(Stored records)
^^^^^^^^^^^^^^^^
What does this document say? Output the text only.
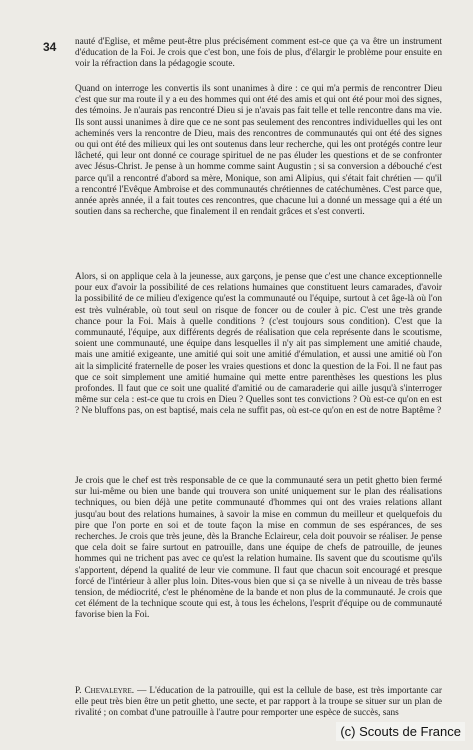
34 nauté d'Eglise, et même peut-être plus précisément comment est-ce que ça va être un instrument d'éducation de la Foi. Je crois que c'est bon, une fois de plus, d'élargir le problème pour ensuite en voir la réfraction dans la pédagogie scoute.

Quand on interroge les convertis ils sont unanimes à dire : ce qui m'a permis de rencontrer Dieu c'est que sur ma route il y a eu des hommes qui ont été des amis et qui ont été pour moi des signes, des témoins. Je n'aurais pas rencontré Dieu si je n'avais pas fait telle et telle rencontre dans ma vie. Ils sont aussi unanimes à dire que ce ne sont pas seulement des rencontres individuelles qui les ont acheminés vers la rencontre de Dieu, mais des rencontres de communautés qui ont été des signes ou qui ont été des milieux qui les ont soutenus dans leur recherche, qui les ont protégés contre leur lâcheté, qui leur ont donné ce courage spirituel de ne pas éluder les questions et de se confronter avec Jésus-Christ. Je pense à un homme comme saint Augustin ; si sa conversion a débouché c'est parce qu'il a rencontré d'abord sa mère, Monique, son ami Alipius, qui s'était fait chrétien — qu'il a rencontré l'Evêque Ambroise et des communautés chrétiennes de catéchumènes. C'est parce que, année après année, il a fait toutes ces rencontres, que chacune lui a donné un message qui a été un soutien dans sa recherche, que finalement il en rendait grâces et s'est converti.

Alors, si on applique cela à la jeunesse, aux garçons, je pense que c'est une chance exceptionnelle pour eux d'avoir la possibilité de ces relations humaines que constituent leurs camarades, d'avoir la possibilité de ce milieu d'exigence qu'est la communauté ou l'équipe, surtout à cet âge-là où l'on est très vulnérable, où tout seul on risque de foncer ou de couler à pic. C'est une très grande chance pour la Foi. Mais à quelle conditions ? (c'est toujours sous condition). C'est que la communauté, l'équipe, aux différents degrés de réalisation que cela représente dans le scoutisme, soient une communauté, une équipe dans lesquelles il n'y ait pas simplement une amitié chaude, mais une amitié exigeante, une amitié qui soit une amitié d'émulation, et aussi une amitié où l'on ait la simplicité fraternelle de poser les vraies questions et donc la question de la Foi. Il ne faut pas que ce soit simplement une amitié humaine qui mette entre parenthèses les questions les plus profondes. Il faut que ce soit une qualité d'amitié ou de camaraderie qui aille jusqu'à s'interroger même sur cela : est-ce que tu crois en Dieu ? Quelles sont tes convictions ? Où est-ce qu'on en est ? Ne bluffons pas, on est baptisé, mais cela ne suffit pas, où est-ce qu'on en est de notre Baptême ?

Je crois que le chef est très responsable de ce que la communauté sera un petit ghetto bien fermé sur lui-même ou bien une bande qui trouvera son unité uniquement sur le plan des réalisations techniques, ou bien déjà une petite communauté d'hommes qui ont des vraies relations allant jusqu'au bout des relations humaines, à savoir la mise en commun du meilleur et quelquefois du pire que l'on porte en soi et de toute façon la mise en commun de ses espérances, de ses recherches. Je crois que très jeune, dès la Branche Eclaireur, cela doit pouvoir se réaliser. Je pense que cela doit se faire surtout en patrouille, dans une équipe de chefs de patrouille, de jeunes hommes qui ne trichent pas avec ce qu'est la relation humaine. Ils savent que du scoutisme qu'ils s'apportent, dépend la qualité de leur vie commune. Il faut que chacun soit encouragé et presque forcé de l'intérieur à aller plus loin. Dites-vous bien que si ça se nivelle à un niveau de très basse tension, de médiocrité, c'est le phénomène de la bande et non plus de la communauté. Je crois que cet élément de la technique scoute qui est, à tous les échelons, l'esprit d'équipe ou de communauté favorise bien la Foi.

P. Chevaleyre. — L'éducation de la patrouille, qui est la cellule de base, est très importante car elle peut très bien être un petit ghetto, une secte, et par rapport à la troupe se situer sur un plan de rivalité ; on combat d'une patrouille à l'autre pour remporter une espèce de succès, sans

(c) Scouts de France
^^^^^^^^^^^^^^^^
→ The exercise
Identify all lines in the records above with the word "être".

→ Solution
34 nauté d'Eglise, et même peut-être plus précisément comment est-ce que ça va être un instrument d'éducation de la Foi. Je crois que c'est bon, une fois de plus, d'élargir le problème pour ensuite en voir la réfraction dans la pédagogie scoute.
P. Chevaleyre. — L'éducation de la patrouille, qui est la cellule de base, est très importante car elle peut très bien être un petit ghetto, une secte, et par rapport à la troupe se situer sur un plan de rivalité ; on combat d'une patrouille à l'autre pour remporter une espèce de succès, sans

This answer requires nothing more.